Exercise directions:
Go through the data below and gather each line containing "datang".

Raw records:

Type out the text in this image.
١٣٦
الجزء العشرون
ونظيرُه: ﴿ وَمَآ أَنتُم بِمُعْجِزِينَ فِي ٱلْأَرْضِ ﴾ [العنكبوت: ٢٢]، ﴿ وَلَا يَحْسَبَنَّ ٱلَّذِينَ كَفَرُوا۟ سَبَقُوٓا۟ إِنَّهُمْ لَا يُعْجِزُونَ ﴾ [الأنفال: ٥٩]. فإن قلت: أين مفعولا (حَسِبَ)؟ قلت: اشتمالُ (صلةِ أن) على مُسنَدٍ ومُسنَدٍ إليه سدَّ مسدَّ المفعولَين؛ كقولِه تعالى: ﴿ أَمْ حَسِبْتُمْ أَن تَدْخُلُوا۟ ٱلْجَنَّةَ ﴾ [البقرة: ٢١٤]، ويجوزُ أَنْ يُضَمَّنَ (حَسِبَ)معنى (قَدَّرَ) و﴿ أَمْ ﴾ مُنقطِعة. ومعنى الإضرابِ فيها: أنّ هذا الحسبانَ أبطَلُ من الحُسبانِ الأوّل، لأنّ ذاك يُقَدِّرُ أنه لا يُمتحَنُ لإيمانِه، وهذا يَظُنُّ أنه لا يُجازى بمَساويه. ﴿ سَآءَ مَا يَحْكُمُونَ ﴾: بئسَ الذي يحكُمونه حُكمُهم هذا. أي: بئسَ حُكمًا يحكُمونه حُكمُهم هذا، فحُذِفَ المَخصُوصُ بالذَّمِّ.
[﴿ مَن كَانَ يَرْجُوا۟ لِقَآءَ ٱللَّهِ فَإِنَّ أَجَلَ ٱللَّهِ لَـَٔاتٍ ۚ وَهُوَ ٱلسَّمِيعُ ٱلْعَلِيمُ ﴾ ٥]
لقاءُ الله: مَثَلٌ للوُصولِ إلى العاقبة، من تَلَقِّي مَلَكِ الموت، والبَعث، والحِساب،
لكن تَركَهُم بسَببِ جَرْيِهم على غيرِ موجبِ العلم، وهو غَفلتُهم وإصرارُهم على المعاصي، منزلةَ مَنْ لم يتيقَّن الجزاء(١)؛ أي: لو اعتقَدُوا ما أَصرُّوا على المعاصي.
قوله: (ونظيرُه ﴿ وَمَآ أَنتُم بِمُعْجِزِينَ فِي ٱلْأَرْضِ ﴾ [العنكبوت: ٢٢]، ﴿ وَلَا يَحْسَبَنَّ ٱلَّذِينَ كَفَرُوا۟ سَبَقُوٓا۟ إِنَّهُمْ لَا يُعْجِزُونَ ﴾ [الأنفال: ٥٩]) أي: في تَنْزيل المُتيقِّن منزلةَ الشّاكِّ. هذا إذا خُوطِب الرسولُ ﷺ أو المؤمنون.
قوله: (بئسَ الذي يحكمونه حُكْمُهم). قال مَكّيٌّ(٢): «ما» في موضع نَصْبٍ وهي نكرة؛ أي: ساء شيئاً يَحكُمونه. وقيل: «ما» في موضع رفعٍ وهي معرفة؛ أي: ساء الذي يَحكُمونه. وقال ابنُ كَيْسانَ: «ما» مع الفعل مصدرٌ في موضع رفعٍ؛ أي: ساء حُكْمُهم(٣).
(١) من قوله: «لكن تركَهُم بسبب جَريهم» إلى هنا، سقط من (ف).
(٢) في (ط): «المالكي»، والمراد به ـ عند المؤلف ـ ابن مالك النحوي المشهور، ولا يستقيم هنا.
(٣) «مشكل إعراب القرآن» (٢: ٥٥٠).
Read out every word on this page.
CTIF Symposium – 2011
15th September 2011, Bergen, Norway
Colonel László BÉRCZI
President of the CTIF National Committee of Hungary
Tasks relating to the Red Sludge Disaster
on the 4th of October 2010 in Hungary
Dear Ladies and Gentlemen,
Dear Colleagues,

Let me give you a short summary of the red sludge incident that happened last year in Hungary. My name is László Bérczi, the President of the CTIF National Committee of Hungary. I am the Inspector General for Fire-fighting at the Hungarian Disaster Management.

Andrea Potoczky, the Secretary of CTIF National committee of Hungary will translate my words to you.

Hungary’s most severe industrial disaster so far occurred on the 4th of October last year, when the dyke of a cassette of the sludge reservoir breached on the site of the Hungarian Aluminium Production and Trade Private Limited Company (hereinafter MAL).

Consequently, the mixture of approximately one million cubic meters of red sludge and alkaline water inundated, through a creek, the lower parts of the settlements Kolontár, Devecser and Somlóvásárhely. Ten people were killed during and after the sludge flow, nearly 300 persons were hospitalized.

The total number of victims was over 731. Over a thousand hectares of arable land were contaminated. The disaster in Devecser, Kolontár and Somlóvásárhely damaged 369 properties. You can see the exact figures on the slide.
* * *
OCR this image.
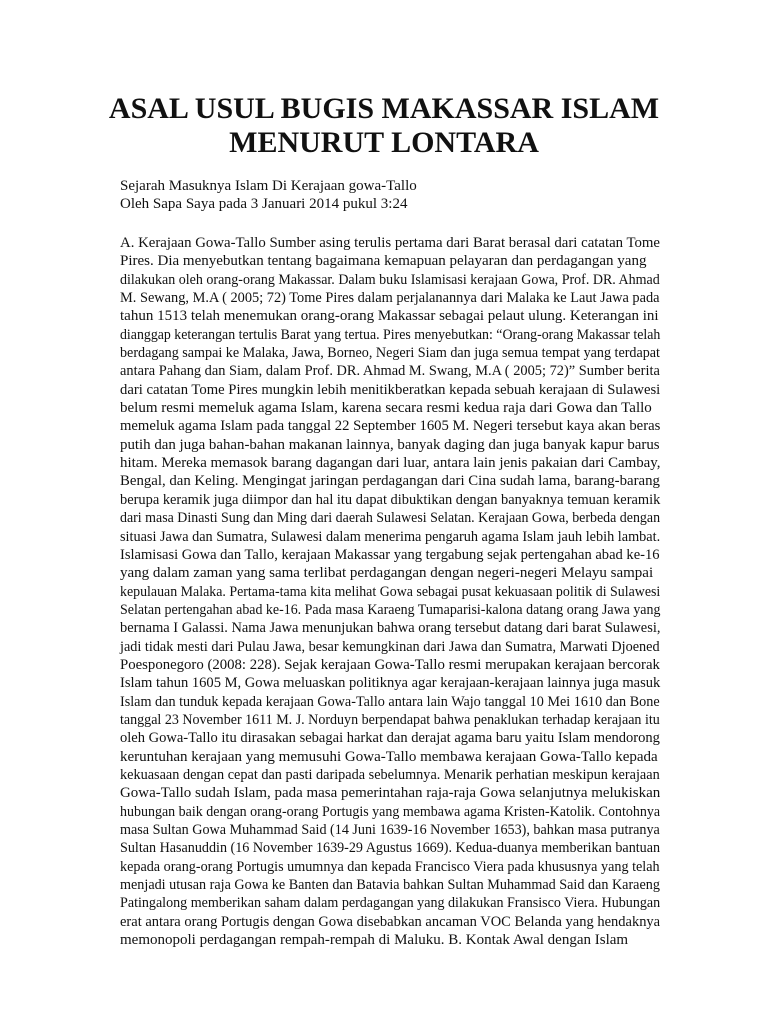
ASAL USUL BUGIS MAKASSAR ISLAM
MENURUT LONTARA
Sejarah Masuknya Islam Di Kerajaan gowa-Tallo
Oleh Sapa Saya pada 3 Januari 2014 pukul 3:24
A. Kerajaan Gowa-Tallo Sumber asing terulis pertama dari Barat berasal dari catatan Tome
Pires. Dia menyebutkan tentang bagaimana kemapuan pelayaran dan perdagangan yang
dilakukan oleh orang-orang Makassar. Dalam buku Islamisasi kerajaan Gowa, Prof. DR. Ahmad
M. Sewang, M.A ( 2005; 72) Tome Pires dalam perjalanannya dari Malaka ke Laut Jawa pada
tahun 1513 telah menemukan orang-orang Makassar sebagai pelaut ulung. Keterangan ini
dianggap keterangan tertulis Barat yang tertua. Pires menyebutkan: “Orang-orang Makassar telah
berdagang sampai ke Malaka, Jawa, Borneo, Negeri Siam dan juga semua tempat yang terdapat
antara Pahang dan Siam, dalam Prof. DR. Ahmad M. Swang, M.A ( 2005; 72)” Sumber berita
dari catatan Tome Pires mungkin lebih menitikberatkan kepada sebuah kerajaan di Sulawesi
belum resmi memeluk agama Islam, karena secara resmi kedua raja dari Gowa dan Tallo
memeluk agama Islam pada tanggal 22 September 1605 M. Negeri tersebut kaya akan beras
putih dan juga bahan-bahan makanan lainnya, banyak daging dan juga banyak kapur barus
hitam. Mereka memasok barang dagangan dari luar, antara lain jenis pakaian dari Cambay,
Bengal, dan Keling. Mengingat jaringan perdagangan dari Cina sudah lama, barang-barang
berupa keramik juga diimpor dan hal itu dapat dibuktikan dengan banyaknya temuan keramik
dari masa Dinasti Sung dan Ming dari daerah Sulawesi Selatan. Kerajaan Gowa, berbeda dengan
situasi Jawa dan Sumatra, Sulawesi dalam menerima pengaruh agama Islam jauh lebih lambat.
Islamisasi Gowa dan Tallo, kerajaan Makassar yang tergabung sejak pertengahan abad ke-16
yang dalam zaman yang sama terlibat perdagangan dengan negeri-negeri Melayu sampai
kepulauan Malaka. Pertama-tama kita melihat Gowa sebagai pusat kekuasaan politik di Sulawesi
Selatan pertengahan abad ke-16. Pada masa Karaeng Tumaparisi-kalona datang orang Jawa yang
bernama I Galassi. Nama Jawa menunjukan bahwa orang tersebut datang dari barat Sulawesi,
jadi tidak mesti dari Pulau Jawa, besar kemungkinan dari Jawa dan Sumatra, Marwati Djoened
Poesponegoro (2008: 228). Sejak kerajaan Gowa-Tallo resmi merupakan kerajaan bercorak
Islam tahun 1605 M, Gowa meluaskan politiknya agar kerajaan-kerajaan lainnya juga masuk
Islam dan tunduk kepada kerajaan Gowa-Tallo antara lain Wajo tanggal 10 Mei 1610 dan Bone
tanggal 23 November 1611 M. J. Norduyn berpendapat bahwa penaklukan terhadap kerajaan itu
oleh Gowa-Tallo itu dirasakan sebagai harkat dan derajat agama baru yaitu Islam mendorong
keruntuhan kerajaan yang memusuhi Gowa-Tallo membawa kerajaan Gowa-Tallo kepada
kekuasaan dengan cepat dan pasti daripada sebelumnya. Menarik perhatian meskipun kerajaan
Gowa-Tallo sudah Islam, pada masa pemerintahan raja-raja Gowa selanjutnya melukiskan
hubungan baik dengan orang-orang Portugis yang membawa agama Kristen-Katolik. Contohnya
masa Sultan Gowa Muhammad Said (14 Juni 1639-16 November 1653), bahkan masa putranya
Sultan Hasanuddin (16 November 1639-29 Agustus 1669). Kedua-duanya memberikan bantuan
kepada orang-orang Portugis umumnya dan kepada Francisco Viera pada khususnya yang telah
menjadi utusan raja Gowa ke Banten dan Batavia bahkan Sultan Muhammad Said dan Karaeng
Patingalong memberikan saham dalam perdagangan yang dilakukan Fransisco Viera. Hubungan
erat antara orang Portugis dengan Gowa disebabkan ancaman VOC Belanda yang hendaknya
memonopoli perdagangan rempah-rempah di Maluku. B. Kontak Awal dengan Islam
...
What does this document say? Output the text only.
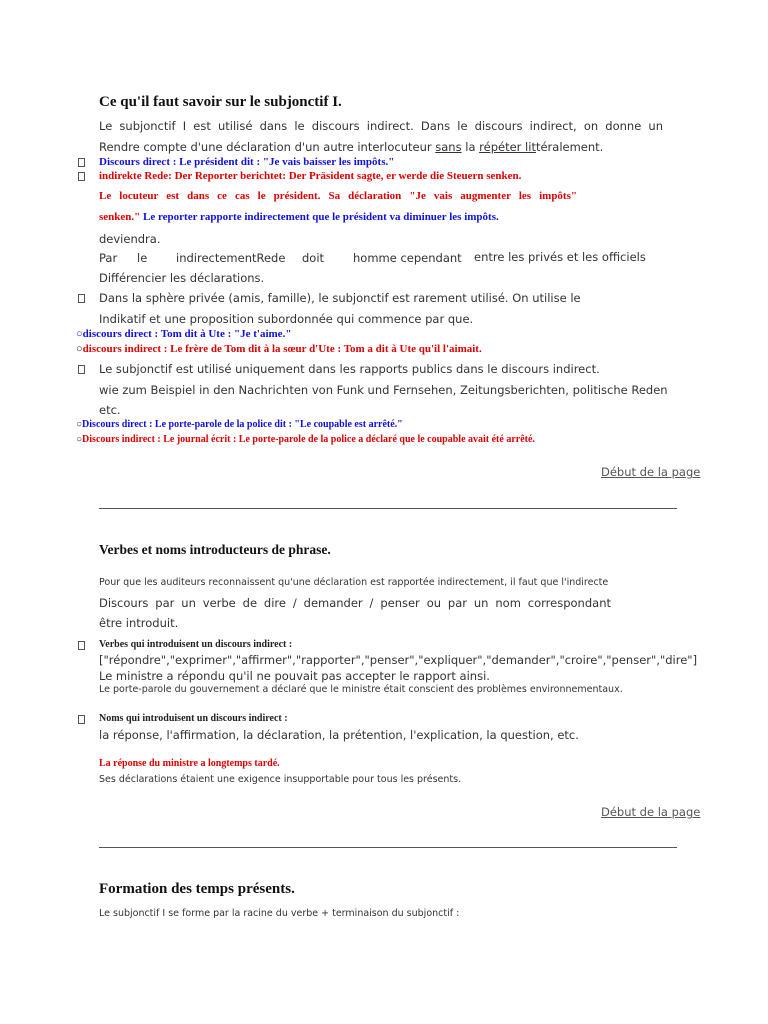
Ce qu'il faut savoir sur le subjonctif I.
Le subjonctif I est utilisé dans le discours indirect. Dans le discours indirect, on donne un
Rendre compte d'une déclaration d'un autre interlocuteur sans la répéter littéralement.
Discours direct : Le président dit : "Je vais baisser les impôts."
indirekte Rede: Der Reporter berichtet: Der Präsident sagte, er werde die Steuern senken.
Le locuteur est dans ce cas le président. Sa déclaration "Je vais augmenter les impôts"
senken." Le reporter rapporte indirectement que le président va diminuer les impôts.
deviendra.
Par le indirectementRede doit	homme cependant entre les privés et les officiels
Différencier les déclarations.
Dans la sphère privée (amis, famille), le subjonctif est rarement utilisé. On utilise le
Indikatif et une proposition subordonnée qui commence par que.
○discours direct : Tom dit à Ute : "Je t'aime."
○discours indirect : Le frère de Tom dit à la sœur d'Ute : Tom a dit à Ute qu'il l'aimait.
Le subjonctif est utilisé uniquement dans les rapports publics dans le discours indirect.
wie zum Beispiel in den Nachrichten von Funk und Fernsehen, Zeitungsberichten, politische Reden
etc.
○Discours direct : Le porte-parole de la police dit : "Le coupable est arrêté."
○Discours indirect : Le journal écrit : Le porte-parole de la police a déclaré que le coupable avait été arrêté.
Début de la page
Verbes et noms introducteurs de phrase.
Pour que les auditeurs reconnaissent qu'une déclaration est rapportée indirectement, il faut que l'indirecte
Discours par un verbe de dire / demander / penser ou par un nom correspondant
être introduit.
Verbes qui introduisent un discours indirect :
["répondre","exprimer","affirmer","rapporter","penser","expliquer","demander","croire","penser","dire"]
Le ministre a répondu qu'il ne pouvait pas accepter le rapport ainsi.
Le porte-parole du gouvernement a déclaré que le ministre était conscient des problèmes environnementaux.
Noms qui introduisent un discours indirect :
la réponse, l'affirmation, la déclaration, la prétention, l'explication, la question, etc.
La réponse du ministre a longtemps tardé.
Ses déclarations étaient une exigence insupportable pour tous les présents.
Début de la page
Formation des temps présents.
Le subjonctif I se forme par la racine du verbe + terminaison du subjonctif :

Finished exercise:
Selatan pertengahan abad ke-16. Pada masa Karaeng Tumaparisi-kalona datang orang Jawa yang
bernama I Galassi. Nama Jawa menunjukan bahwa orang tersebut datang dari barat Sulawesi,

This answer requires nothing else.